begin
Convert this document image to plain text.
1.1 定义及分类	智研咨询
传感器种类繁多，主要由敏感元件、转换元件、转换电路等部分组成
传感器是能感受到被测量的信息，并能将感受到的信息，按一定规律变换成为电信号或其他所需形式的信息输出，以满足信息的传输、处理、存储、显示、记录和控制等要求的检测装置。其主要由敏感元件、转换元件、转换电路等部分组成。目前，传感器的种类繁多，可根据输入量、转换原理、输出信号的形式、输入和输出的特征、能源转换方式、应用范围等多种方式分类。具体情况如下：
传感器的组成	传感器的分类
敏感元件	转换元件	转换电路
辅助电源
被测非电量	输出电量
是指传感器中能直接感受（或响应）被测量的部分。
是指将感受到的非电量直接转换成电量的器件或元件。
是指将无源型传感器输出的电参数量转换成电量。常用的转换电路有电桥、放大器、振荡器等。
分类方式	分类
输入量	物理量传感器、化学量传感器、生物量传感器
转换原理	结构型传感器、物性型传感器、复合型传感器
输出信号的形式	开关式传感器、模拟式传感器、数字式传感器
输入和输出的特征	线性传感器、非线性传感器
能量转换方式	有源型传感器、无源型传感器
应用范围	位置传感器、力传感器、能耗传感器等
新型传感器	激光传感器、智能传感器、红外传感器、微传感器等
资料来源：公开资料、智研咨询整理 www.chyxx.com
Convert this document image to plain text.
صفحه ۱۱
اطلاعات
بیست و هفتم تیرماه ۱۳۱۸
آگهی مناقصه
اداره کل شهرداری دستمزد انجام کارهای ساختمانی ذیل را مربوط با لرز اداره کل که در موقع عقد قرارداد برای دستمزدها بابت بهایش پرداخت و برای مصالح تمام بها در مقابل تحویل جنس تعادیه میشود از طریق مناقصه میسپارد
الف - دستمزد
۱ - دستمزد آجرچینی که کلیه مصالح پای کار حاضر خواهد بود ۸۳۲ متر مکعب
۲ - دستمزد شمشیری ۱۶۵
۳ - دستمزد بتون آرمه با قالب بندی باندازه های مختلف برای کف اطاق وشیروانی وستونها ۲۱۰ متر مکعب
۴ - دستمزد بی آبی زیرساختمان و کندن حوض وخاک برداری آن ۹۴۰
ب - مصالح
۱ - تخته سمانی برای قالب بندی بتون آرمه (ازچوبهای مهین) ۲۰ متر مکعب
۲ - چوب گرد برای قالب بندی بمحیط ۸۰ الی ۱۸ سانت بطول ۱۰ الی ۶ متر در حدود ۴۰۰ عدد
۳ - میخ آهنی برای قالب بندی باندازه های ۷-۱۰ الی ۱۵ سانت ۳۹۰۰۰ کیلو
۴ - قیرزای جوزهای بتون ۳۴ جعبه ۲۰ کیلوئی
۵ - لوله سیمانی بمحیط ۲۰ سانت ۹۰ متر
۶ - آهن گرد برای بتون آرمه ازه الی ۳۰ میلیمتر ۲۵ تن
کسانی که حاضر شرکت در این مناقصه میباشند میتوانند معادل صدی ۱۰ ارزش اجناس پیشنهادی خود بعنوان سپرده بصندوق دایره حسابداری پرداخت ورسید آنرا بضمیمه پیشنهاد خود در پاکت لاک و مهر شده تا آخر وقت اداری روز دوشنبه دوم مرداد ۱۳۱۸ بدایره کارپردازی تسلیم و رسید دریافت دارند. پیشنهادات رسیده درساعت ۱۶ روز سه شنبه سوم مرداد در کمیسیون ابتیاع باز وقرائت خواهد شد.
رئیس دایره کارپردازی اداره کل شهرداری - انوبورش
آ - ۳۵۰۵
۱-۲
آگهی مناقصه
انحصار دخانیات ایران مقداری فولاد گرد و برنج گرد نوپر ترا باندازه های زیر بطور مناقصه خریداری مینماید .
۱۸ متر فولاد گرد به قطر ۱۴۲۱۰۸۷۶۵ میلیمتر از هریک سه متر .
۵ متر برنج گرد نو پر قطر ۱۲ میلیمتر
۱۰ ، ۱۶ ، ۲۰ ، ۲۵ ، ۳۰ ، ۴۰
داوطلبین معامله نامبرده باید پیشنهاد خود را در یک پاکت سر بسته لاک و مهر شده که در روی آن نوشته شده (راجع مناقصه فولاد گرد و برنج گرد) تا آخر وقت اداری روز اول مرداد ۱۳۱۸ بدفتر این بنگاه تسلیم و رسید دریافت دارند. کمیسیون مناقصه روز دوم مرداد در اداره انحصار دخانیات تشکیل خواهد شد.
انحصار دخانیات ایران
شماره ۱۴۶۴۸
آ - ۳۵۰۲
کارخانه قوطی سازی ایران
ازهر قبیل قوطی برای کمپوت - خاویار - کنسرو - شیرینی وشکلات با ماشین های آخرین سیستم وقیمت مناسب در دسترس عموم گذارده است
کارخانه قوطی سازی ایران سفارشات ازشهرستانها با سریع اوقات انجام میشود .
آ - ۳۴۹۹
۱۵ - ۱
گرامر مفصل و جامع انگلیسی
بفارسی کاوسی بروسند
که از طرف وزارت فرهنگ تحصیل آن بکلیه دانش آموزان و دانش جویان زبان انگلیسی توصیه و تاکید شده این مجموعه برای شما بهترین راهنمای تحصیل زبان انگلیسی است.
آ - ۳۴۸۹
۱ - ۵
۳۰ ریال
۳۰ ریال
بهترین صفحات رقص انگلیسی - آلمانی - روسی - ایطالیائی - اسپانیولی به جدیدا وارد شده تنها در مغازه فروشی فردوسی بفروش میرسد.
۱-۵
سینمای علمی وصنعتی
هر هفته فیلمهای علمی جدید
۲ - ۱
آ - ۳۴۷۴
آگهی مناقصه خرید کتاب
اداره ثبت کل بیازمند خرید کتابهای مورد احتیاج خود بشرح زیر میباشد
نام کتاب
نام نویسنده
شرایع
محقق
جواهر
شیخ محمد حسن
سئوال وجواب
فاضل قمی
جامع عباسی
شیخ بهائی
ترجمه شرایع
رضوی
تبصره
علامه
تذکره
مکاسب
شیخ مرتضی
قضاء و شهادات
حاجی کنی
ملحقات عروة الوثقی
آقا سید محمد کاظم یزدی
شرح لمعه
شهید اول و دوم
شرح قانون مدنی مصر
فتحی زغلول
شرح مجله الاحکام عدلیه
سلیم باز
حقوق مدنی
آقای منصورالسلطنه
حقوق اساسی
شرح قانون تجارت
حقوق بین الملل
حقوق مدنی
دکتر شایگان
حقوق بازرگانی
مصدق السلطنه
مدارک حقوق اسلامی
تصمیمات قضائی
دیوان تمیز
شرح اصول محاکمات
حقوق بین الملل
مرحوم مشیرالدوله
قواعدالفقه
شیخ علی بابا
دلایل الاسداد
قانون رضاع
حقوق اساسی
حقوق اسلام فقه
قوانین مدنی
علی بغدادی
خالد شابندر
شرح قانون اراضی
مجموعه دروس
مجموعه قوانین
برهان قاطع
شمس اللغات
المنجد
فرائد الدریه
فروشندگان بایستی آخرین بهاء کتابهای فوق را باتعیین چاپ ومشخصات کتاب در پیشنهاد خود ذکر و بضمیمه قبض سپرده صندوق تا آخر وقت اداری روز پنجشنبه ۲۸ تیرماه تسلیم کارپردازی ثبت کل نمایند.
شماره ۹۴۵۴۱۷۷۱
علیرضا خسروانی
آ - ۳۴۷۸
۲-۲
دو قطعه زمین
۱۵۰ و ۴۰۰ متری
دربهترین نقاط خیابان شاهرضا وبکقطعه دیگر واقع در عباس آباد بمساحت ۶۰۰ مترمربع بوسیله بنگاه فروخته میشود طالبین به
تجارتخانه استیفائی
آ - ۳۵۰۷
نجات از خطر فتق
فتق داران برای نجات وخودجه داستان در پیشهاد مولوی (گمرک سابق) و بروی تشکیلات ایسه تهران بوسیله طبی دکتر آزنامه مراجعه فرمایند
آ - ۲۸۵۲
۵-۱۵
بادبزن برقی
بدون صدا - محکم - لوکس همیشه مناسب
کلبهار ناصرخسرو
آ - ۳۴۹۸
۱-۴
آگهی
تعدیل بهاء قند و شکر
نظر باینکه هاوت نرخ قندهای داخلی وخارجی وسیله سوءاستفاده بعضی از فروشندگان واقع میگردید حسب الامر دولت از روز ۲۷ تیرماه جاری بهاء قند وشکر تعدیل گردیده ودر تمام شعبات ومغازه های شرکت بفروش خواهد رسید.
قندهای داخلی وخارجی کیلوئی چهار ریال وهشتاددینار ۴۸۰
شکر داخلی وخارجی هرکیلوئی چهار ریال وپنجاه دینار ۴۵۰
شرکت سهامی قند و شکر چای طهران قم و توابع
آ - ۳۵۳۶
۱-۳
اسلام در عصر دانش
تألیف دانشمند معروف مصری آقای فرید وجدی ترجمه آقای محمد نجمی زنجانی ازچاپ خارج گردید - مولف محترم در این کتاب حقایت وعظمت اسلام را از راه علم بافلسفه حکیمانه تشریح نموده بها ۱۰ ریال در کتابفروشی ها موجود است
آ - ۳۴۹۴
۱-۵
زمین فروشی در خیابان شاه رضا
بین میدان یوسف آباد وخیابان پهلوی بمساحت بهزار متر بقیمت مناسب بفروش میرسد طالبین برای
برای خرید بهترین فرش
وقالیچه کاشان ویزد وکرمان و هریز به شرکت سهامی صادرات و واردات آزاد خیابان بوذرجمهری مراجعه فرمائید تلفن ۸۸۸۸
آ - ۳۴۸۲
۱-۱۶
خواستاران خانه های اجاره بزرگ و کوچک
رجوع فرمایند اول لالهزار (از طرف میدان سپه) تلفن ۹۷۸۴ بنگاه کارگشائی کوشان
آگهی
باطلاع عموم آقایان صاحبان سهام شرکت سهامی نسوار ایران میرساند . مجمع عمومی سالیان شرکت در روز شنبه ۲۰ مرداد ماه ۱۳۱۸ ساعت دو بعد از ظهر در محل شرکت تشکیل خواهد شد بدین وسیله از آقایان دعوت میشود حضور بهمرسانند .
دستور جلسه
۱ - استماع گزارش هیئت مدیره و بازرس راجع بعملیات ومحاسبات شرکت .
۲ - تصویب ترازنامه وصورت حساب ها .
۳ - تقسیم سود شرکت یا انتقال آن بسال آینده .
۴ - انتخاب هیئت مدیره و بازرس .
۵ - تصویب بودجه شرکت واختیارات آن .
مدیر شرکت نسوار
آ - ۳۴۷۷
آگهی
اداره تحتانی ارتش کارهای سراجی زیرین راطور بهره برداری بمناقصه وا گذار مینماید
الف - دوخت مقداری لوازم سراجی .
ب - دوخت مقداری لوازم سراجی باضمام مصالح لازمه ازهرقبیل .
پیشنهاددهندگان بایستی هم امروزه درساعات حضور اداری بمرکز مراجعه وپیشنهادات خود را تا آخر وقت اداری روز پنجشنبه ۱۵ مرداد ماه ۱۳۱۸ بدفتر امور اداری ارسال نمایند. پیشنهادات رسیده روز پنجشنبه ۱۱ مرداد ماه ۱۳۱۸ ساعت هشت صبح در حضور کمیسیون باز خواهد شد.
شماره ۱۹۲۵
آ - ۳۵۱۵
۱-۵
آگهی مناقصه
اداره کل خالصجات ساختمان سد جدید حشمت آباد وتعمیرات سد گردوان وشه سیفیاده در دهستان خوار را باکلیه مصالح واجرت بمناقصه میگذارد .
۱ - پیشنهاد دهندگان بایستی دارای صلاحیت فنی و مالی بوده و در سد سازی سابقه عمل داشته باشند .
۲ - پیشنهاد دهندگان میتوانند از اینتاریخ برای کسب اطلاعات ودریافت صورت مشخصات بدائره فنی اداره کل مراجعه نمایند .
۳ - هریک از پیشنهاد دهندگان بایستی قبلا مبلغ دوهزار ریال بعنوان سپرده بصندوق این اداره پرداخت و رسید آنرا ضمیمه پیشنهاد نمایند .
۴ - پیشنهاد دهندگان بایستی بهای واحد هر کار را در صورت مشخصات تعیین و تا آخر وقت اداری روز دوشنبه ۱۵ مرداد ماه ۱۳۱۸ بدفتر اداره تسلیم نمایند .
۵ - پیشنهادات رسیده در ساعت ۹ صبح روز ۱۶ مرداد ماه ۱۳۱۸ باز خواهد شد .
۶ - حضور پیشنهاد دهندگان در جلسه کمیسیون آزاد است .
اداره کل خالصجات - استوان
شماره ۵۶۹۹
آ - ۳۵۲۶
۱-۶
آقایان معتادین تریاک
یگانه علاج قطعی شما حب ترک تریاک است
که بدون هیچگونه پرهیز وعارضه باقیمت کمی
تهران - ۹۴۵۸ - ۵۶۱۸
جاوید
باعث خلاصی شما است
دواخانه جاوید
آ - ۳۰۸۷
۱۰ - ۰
end
§ **EXERCISE OBJECTIVE**
Each line that holds the word "لوازم" should be extracted from the records.

§ **CORRECT OUTPUT**
الف - دوخت مقداری لوازم سراجی .
ب - دوخت مقداری لوازم سراجی باضمام مصالح لازمه ازهرقبیل .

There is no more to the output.